Text block Block Start

Oncose Technology

TECHNOLOGY DESCRIPTION

Researchers estimate that approximately 70% of all proteins encoded by the human genome are glycosylated; that is, they are modified during synthesis by enzymes that add a specific glycan to the primary protein structure.

There is a wealth of scientific evidence that when cells become cancerous, they produce altered glycoprotein structures, detectable using advanced instrumentation in blood serum or urine. Importantly, these changes in glycostructure are not random, but depend instead on the type of cell, the stage of oncogenesis, the type of cancer and other factors. These changes in glycosylation have the potential to serve as specific molecular fingerprints or markers for cancer cells, providing critical information to clinicians wanting to confirm a suspected diagnosis, assess the patient’s prognosis and optimize selection of therapies. How selected markers fractionate, change over time and/or are expressed in tandem with other glycoproteins is expected to provide far greater clinical insight into cancer detection and treatment than current lab tests in use today.
As “proof of concept”, Pierce and Puett have developed successful prototype tests to detect and evaluate specific glycoproteins for three cancers: human chorionic gonadotropin (hCG) for choriocarcinoma; prostate-specific antigen (PSA) for prostate cancer; and pancreatic RNAse (pRNAse) for pancreatic cancer. In each case, variant glycoforms of these markers were detected and measured in cancerous cells—but not in healthy ones. Findings on hCG and choriocarcinoma were published in the March 2005 edition of Analytical Biochemistry.

Text block Block End

▶ _Questions on the material_:
[1] Decide whether each statement agrees with the Oncose Technology text, answering yes or no and quoting the deciding words: (a) About 70% of proteins encoded by the human genome are glycosylated. (b) The changes in glycostructure in cancerous cells are random. (c) Findings on PSA and prostate cancer were published in Analytical Biochemistry.
[2] Rewrite the stretch of the Oncose Technology text from "Oncose Technology" through "primary protein structure.", swapping "glycan" for "sugar chain".
Draw only on the Oncose Technology text above.

Dataset content Block Start

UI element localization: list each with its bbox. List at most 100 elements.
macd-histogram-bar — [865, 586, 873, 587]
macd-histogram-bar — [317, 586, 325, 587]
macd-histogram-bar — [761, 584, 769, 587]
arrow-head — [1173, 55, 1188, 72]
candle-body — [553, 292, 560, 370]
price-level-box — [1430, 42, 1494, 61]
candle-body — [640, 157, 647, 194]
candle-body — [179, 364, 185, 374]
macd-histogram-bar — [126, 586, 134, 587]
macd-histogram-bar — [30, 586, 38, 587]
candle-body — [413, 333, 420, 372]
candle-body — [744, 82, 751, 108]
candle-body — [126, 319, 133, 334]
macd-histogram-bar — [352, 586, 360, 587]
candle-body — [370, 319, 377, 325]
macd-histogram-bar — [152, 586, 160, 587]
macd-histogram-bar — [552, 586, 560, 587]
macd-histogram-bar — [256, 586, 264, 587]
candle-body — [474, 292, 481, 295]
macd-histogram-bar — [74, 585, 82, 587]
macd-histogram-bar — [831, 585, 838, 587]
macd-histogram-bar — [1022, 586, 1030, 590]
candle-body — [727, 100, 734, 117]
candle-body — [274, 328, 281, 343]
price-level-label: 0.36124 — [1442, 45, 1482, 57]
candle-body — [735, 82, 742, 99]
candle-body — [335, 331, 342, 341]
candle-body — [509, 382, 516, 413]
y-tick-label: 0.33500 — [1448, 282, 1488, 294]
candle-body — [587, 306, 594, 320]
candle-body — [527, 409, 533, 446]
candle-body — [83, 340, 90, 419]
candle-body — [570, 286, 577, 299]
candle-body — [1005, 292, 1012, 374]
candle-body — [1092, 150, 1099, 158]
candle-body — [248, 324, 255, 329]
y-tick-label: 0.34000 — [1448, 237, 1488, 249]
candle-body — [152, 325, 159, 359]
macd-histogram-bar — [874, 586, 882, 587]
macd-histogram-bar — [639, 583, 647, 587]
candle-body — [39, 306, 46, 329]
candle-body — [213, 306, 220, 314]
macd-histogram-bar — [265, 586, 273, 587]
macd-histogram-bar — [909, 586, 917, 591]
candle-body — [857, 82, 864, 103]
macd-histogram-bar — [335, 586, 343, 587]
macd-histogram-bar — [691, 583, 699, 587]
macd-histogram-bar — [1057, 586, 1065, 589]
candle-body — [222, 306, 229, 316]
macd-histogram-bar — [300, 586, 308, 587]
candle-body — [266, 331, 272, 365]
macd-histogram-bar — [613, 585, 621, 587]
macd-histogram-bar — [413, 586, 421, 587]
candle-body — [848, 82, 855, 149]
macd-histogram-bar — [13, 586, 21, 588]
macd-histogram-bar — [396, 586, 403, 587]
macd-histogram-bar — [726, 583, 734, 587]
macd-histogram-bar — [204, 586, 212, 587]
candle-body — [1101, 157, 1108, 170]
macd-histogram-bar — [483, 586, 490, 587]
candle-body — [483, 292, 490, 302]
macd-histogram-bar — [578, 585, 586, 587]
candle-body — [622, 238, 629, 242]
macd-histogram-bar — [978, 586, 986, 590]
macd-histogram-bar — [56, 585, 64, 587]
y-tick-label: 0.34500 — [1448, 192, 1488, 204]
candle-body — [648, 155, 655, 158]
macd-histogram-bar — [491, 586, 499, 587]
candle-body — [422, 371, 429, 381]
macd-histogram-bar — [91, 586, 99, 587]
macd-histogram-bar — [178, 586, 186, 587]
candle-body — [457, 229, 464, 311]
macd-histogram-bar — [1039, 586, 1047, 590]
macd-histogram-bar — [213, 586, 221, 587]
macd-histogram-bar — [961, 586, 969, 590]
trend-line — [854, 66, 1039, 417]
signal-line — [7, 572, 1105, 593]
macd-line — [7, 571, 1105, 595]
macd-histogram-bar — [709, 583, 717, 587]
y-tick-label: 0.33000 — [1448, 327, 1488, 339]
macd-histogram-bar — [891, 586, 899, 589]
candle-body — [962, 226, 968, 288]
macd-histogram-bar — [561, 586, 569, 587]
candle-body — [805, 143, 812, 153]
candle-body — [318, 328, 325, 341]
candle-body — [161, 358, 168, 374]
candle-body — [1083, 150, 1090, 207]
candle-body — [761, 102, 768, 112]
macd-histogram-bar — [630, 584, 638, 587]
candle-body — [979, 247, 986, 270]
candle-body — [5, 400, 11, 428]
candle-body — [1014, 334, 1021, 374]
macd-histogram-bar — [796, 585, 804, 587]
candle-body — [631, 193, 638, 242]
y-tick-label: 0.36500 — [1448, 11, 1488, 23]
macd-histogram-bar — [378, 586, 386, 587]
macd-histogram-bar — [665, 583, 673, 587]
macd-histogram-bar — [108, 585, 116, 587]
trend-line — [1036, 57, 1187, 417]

Dataset content Block End

▶ _Solutions to the problems_:
[1]
(a) Yes: "approximately 70% of all proteins encoded by the human genome are glycosylated"
(b) No: "these changes in glycostructure are not random"
(c) No: "Findings on hCG and choriocarcinoma were published in the March 2005 edition of Analytical Biochemistry."

[2]
Oncose Technology

TECHNOLOGY DESCRIPTION

Researchers estimate that approximately 70% of all proteins encoded by the human genome are glycosylated; that is, they are modified during synthesis by enzymes that add a specific sugar chain to the primary protein structure.